__DIRECTIONS FOR THIS TASK__: Below are records. Count every line containing the word "Vincent" and give the number alone.

* Start *

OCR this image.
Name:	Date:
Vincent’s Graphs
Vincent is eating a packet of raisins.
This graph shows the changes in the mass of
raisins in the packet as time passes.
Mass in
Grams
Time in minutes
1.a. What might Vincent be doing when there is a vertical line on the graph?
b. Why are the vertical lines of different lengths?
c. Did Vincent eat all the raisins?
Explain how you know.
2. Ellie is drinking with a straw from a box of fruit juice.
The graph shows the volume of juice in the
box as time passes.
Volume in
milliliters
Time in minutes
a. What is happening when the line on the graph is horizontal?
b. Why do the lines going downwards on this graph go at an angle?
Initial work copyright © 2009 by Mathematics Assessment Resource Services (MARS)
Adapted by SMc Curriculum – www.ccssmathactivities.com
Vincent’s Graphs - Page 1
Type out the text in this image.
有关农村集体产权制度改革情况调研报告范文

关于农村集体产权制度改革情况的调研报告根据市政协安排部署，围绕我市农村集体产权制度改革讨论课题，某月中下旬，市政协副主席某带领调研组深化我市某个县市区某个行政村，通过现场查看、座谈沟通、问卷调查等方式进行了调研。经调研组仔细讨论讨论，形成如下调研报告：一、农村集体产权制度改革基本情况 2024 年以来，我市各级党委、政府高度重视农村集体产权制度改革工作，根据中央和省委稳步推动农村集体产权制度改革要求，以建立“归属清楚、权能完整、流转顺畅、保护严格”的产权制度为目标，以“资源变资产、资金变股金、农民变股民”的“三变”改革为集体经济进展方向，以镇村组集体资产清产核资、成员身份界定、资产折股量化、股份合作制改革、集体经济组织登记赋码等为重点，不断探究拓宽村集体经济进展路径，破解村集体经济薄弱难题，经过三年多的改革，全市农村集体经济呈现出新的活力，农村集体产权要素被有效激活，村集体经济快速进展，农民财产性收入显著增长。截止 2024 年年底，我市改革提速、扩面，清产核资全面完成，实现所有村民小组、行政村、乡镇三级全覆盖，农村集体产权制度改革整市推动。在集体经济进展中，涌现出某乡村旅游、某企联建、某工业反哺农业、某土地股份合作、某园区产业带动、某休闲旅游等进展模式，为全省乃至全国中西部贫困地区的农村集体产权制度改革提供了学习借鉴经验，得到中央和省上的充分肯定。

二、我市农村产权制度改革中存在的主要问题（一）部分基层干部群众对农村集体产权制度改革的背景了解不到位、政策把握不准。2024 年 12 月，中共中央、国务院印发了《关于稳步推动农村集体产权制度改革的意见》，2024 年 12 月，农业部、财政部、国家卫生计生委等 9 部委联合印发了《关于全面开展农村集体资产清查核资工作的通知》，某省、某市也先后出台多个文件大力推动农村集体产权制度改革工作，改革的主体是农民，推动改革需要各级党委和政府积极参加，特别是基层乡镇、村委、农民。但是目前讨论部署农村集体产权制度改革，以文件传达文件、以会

* End *

__ANSWER FOR THE TASK__: 5